=== DATA PROVIDED ===
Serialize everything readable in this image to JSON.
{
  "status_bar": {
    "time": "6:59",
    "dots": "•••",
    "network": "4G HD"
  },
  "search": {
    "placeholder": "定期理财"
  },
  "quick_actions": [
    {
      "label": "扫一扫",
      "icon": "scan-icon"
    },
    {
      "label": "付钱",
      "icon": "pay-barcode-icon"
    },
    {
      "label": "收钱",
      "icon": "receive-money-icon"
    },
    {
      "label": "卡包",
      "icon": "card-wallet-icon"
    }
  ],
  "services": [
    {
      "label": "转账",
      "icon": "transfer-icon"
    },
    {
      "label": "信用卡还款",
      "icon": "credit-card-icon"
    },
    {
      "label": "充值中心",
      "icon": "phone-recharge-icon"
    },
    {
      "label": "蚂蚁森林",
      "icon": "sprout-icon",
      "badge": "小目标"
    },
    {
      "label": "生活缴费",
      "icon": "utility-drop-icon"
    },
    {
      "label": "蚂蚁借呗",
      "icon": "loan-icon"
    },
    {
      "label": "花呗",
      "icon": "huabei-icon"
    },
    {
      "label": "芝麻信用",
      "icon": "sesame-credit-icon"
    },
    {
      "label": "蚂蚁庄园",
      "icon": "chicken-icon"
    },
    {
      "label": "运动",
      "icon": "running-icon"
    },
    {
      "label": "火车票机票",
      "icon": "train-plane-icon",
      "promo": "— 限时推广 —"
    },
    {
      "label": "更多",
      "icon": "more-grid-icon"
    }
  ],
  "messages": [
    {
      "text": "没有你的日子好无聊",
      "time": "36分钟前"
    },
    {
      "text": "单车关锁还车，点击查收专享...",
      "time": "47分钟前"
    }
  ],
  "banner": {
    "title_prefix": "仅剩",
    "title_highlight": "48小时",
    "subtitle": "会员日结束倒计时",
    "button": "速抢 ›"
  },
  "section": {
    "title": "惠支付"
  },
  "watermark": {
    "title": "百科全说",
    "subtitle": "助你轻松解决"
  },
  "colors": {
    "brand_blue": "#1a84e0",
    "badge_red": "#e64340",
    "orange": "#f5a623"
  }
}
===
STATED TASK: Copy out the whole listing exactly as written.

RESULT BELOW:
Serialize everything readable in this image to JSON.
{
  "status_bar": {
    "time": "6:59",
    "dots": "•••",
    "network": "4G HD"
  },
  "search": {
    "placeholder": "定期理财"
  },
  "quick_actions": [
    {
      "label": "扫一扫",
      "icon": "scan-icon"
    },
    {
      "label": "付钱",
      "icon": "pay-barcode-icon"
    },
    {
      "label": "收钱",
      "icon": "receive-money-icon"
    },
    {
      "label": "卡包",
      "icon": "card-wallet-icon"
    }
  ],
  "services": [
    {
      "label": "转账",
      "icon": "transfer-icon"
    },
    {
      "label": "信用卡还款",
      "icon": "credit-card-icon"
    },
    {
      "label": "充值中心",
      "icon": "phone-recharge-icon"
    },
    {
      "label": "蚂蚁森林",
      "icon": "sprout-icon",
      "badge": "小目标"
    },
    {
      "label": "生活缴费",
      "icon": "utility-drop-icon"
    },
    {
      "label": "蚂蚁借呗",
      "icon": "loan-icon"
    },
    {
      "label": "花呗",
      "icon": "huabei-icon"
    },
    {
      "label": "芝麻信用",
      "icon": "sesame-credit-icon"
    },
    {
      "label": "蚂蚁庄园",
      "icon": "chicken-icon"
    },
    {
      "label": "运动",
      "icon": "running-icon"
    },
    {
      "label": "火车票机票",
      "icon": "train-plane-icon",
      "promo": "— 限时推广 —"
    },
    {
      "label": "更多",
      "icon": "more-grid-icon"
    }
  ],
  "messages": [
    {
      "text": "没有你的日子好无聊",
      "time": "36分钟前"
    },
    {
      "text": "单车关锁还车，点击查收专享...",
      "time": "47分钟前"
    }
  ],
  "banner": {
    "title_prefix": "仅剩",
    "title_highlight": "48小时",
    "subtitle": "会员日结束倒计时",
    "button": "速抢 ›"
  },
  "section": {
    "title": "惠支付"
  },
  "watermark": {
    "title": "百科全说",
    "subtitle": "助你轻松解决"
  },
  "colors": {
    "brand_blue": "#1a84e0",
    "badge_red": "#e64340",
    "orange": "#f5a623"
  }
}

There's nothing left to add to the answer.